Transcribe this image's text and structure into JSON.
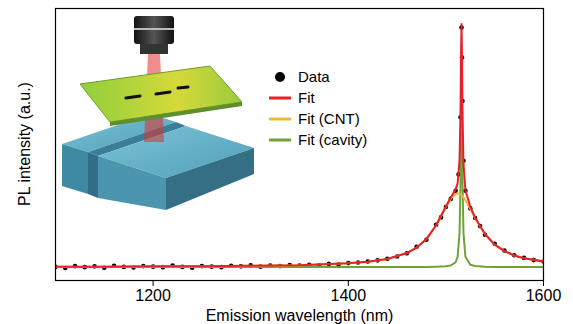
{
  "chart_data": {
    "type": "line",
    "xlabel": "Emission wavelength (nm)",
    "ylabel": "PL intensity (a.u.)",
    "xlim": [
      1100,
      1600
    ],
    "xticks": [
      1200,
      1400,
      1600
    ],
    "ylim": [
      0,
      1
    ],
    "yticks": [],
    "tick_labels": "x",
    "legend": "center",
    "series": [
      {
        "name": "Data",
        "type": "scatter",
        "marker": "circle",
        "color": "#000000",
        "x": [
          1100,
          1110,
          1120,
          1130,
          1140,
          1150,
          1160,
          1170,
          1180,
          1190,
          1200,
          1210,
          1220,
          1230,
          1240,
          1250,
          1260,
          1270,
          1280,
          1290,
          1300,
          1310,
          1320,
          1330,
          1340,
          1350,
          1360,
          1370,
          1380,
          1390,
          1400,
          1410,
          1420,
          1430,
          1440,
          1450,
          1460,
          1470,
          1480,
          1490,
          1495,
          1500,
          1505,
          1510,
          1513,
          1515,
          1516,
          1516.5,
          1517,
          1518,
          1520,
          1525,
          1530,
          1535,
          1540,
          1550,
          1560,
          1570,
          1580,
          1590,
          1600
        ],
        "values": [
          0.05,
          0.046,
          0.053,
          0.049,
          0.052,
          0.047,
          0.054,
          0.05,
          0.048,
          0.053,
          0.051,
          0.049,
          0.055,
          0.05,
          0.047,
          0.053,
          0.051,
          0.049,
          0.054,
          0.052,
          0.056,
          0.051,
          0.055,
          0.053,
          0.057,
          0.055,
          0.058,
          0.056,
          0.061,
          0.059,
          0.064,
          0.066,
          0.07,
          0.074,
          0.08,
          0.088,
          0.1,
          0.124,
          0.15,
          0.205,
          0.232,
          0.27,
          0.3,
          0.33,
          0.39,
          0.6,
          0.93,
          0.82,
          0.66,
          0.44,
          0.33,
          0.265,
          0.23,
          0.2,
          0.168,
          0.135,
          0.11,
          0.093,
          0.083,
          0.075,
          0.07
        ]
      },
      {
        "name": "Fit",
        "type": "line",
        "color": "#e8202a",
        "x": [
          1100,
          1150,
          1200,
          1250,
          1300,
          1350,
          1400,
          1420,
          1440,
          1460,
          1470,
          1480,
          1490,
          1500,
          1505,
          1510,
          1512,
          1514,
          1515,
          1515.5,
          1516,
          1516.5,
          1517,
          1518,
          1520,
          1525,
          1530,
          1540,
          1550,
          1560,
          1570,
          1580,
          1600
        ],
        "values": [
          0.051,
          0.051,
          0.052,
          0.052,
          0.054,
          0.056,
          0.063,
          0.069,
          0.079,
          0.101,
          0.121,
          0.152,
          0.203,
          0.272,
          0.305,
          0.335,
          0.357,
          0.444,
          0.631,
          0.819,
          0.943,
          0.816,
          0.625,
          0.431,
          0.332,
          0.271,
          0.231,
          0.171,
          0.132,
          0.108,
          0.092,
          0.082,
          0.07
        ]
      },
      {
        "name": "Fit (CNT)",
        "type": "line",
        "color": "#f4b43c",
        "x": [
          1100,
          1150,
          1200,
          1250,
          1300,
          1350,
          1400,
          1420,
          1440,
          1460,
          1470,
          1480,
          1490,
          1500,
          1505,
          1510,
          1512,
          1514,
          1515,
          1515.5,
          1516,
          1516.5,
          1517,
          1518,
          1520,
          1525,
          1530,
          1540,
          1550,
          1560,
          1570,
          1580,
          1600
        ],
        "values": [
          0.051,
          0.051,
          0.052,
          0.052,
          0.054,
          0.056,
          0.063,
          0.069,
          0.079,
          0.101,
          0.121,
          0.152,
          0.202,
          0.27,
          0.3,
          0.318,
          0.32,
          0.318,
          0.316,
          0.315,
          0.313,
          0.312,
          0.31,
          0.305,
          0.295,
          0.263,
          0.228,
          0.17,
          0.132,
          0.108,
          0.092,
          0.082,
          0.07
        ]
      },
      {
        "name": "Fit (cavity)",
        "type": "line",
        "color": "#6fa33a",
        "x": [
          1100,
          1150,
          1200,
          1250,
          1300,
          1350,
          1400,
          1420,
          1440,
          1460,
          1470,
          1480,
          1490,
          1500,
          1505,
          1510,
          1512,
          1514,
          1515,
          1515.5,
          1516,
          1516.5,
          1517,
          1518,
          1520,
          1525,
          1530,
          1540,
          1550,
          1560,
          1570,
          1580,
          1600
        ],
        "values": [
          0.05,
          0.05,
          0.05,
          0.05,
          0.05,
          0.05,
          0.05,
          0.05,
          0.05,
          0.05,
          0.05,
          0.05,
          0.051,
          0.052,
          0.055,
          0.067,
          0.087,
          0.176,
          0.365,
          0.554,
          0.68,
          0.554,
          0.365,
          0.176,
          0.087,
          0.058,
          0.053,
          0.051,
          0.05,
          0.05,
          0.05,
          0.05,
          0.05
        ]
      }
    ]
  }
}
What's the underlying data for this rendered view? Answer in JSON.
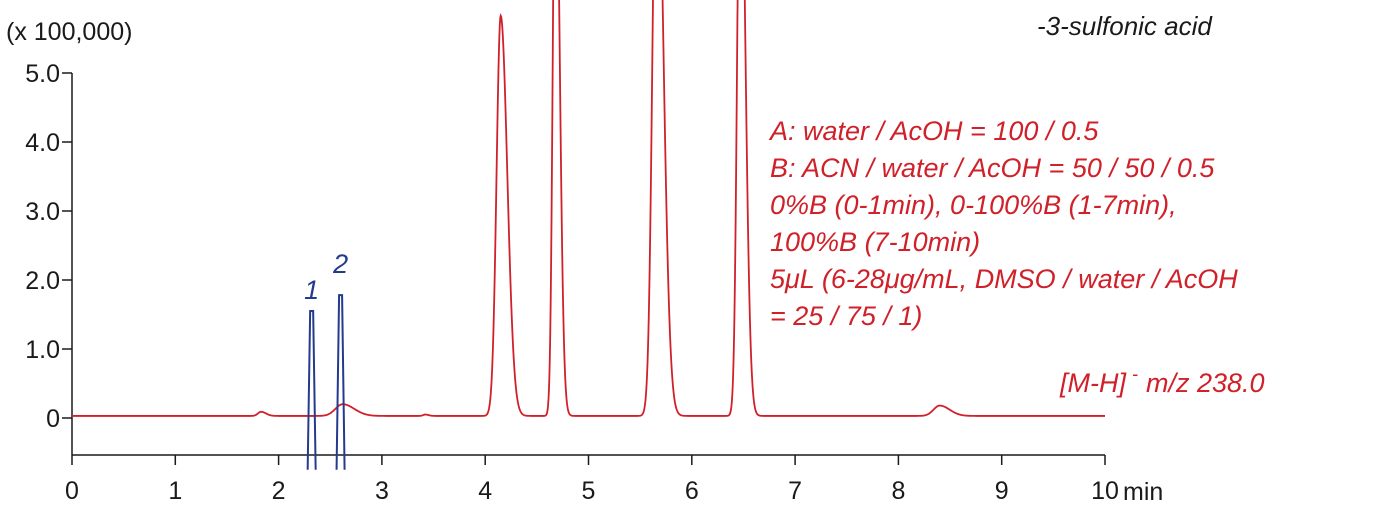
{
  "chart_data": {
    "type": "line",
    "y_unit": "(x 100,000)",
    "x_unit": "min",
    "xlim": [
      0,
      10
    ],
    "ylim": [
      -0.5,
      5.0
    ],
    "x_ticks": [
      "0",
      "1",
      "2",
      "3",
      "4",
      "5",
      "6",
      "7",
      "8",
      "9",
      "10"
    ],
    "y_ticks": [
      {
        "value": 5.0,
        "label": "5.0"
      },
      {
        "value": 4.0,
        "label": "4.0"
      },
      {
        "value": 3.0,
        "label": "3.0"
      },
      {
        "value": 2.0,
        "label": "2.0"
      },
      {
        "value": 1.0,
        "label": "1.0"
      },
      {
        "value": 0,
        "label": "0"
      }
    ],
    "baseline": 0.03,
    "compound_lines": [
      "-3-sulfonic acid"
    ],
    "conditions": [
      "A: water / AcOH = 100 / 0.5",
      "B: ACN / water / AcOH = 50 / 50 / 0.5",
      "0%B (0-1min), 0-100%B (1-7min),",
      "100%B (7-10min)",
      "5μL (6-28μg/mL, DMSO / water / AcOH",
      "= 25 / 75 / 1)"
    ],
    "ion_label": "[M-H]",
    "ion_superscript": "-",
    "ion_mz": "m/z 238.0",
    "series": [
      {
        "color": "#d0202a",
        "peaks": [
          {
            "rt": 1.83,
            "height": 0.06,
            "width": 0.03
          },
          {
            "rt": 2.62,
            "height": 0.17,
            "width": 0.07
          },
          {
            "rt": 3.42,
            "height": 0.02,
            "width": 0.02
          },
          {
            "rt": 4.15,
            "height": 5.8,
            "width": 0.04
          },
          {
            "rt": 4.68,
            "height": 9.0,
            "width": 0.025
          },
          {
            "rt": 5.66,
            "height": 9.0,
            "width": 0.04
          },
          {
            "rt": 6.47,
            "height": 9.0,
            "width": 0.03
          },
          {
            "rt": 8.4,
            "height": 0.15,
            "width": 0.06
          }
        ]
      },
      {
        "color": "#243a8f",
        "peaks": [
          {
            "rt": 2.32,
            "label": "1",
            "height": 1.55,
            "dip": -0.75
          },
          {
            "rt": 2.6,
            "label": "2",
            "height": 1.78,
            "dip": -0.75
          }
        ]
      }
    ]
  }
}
= = = = = = =
List all lines holding the string "water".

      "A: water / AcOH = 100 / 0.5",
      "B: ACN / water / AcOH = 50 / 50 / 0.5",
      "5μL (6-28μg/mL, DMSO / water / AcOH",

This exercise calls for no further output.